Dataset entries:
□ □ □ □

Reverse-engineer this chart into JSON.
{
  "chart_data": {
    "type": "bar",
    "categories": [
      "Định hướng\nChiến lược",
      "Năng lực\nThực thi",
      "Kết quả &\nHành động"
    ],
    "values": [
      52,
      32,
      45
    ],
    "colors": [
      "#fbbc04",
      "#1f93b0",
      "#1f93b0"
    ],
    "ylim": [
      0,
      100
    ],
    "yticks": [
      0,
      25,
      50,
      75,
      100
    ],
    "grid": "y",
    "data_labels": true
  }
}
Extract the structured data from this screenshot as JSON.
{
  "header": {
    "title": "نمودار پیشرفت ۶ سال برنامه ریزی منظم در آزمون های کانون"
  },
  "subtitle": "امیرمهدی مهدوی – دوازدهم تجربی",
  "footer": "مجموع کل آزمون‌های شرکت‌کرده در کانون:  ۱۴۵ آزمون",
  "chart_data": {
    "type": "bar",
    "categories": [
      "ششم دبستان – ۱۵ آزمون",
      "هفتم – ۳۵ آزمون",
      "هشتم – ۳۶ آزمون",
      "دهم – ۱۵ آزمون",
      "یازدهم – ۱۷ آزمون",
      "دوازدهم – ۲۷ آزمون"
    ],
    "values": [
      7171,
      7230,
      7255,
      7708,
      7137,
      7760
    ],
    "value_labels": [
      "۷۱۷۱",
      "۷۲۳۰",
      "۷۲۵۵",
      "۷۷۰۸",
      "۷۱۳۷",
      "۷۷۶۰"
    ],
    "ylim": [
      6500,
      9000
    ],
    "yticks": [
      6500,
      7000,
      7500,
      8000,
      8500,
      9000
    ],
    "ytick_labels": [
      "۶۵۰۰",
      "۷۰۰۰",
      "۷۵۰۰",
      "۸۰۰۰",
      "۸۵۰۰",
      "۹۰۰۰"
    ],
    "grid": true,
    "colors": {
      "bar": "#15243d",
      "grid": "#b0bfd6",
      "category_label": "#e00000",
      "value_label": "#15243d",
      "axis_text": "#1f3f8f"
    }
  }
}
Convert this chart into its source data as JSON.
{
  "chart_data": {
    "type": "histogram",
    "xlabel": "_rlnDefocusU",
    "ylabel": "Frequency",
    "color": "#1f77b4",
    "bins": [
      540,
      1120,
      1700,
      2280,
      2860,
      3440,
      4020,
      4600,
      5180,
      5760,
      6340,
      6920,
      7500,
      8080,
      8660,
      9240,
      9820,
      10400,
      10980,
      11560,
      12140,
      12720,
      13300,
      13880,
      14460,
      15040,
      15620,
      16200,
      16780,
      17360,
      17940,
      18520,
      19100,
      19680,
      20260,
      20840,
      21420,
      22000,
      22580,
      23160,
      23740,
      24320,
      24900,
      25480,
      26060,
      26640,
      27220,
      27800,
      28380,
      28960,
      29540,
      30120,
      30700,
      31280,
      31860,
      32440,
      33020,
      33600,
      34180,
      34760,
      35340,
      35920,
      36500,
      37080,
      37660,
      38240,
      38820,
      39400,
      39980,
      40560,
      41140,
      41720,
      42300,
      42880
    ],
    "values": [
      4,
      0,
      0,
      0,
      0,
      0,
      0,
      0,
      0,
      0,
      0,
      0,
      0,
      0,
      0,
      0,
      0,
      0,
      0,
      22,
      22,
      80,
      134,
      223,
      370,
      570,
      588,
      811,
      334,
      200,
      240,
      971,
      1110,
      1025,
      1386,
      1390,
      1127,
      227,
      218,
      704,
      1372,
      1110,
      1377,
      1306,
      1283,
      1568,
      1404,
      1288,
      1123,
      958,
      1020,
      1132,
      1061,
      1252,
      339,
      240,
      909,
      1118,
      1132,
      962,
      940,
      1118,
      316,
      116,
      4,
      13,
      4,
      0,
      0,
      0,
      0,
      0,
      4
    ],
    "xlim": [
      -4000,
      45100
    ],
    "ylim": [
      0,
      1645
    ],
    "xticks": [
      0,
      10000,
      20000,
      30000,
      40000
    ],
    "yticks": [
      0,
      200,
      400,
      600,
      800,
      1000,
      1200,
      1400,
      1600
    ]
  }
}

□ □ □ □

• _What you will do_: Pick each line holding the word "this" out of the data and copy it.

• _Solved problem_:
Reverse-engineer this chart into JSON.
Extract the structured data from this screenshot as JSON.
Convert this chart into its source data as JSON.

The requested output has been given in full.